▶ [What is needed] Copy out each line exactly; pictures stay out of the copy.

▶ [Records to use]
------------------------------------------------------------------------

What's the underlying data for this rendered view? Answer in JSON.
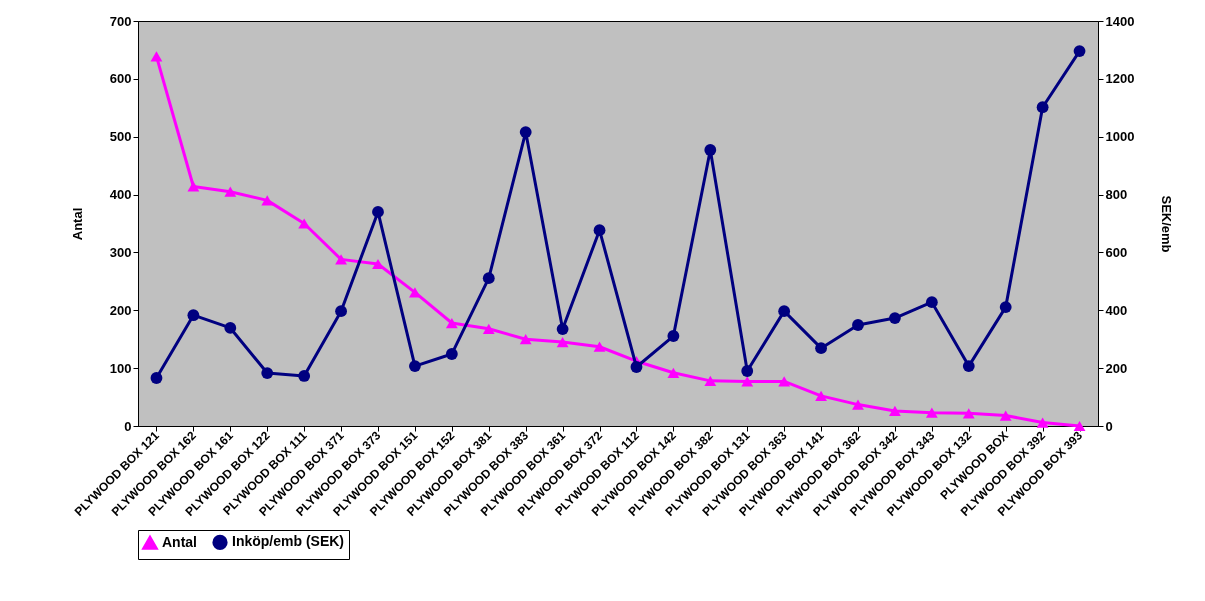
{
  "chart_data": {
    "type": "line",
    "categories": [
      "PLYWOOD BOX 121",
      "PLYWOOD BOX 162",
      "PLYWOOD BOX 161",
      "PLYWOOD BOX 122",
      "PLYWOOD BOX 111",
      "PLYWOOD BOX 371",
      "PLYWOOD BOX 373",
      "PLYWOOD BOX 151",
      "PLYWOOD BOX 152",
      "PLYWOOD BOX 381",
      "PLYWOOD BOX 383",
      "PLYWOOD BOX 361",
      "PLYWOOD BOX 372",
      "PLYWOOD BOX 112",
      "PLYWOOD BOX 142",
      "PLYWOOD BOX 382",
      "PLYWOOD BOX 131",
      "PLYWOOD BOX 363",
      "PLYWOOD BOX 141",
      "PLYWOOD BOX 362",
      "PLYWOOD BOX 342",
      "PLYWOOD BOX 343",
      "PLYWOOD BOX 132",
      "PLYWOOD BOX",
      "PLYWOOD BOX 392",
      "PLYWOOD BOX 393"
    ],
    "series": [
      {
        "name": "Antal",
        "color": "#ff00ff",
        "marker": "triangle",
        "values": [
          639,
          414,
          405,
          390,
          350,
          288,
          280,
          231,
          178,
          168,
          150,
          145,
          137,
          112,
          92,
          78,
          77,
          77,
          52,
          37,
          26,
          23,
          22,
          18,
          6,
          0
        ]
      },
      {
        "name": "Inköp/emb (SEK)",
        "color": "#000080",
        "marker": "circle",
        "axis": "y2",
        "values": [
          166,
          383,
          339,
          183,
          173,
          397,
          740,
          207,
          249,
          511,
          1016,
          335,
          677,
          204,
          311,
          954,
          190,
          397,
          269,
          349,
          373,
          428,
          207,
          411,
          1102,
          1296
        ]
      }
    ],
    "ylabel": "Antal",
    "y2label": "SEK/emb",
    "ylim": [
      0,
      700
    ],
    "yticks": [
      0,
      100,
      200,
      300,
      400,
      500,
      600,
      700
    ],
    "y2lim": [
      0,
      1400
    ],
    "y2ticks": [
      0,
      200,
      400,
      600,
      800,
      1000,
      1200,
      1400
    ],
    "grid": false,
    "legend": "bottom",
    "line_style": "solid"
  }
}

------------------------------------------------------------------------

▶ [Response to this exercise]
What's the underlying data for this rendered view? Answer in JSON.
{
  "chart_data": {
    "type": "line",
    "categories": [
      "PLYWOOD BOX 121",
      "PLYWOOD BOX 162",
      "PLYWOOD BOX 161",
      "PLYWOOD BOX 122",
      "PLYWOOD BOX 111",
      "PLYWOOD BOX 371",
      "PLYWOOD BOX 373",
      "PLYWOOD BOX 151",
      "PLYWOOD BOX 152",
      "PLYWOOD BOX 381",
      "PLYWOOD BOX 383",
      "PLYWOOD BOX 361",
      "PLYWOOD BOX 372",
      "PLYWOOD BOX 112",
      "PLYWOOD BOX 142",
      "PLYWOOD BOX 382",
      "PLYWOOD BOX 131",
      "PLYWOOD BOX 363",
      "PLYWOOD BOX 141",
      "PLYWOOD BOX 362",
      "PLYWOOD BOX 342",
      "PLYWOOD BOX 343",
      "PLYWOOD BOX 132",
      "PLYWOOD BOX",
      "PLYWOOD BOX 392",
      "PLYWOOD BOX 393"
    ],
    "series": [
      {
        "name": "Antal",
        "color": "#ff00ff",
        "marker": "triangle",
        "values": [
          639,
          414,
          405,
          390,
          350,
          288,
          280,
          231,
          178,
          168,
          150,
          145,
          137,
          112,
          92,
          78,
          77,
          77,
          52,
          37,
          26,
          23,
          22,
          18,
          6,
          0
        ]
      },
      {
        "name": "Inköp/emb (SEK)",
        "color": "#000080",
        "marker": "circle",
        "axis": "y2",
        "values": [
          166,
          383,
          339,
          183,
          173,
          397,
          740,
          207,
          249,
          511,
          1016,
          335,
          677,
          204,
          311,
          954,
          190,
          397,
          269,
          349,
          373,
          428,
          207,
          411,
          1102,
          1296
        ]
      }
    ],
    "ylabel": "Antal",
    "y2label": "SEK/emb",
    "ylim": [
      0,
      700
    ],
    "yticks": [
      0,
      100,
      200,
      300,
      400,
      500,
      600,
      700
    ],
    "y2lim": [
      0,
      1400
    ],
    "y2ticks": [
      0,
      200,
      400,
      600,
      800,
      1000,
      1200,
      1400
    ],
    "grid": false,
    "legend": "bottom",
    "line_style": "solid"
  }
}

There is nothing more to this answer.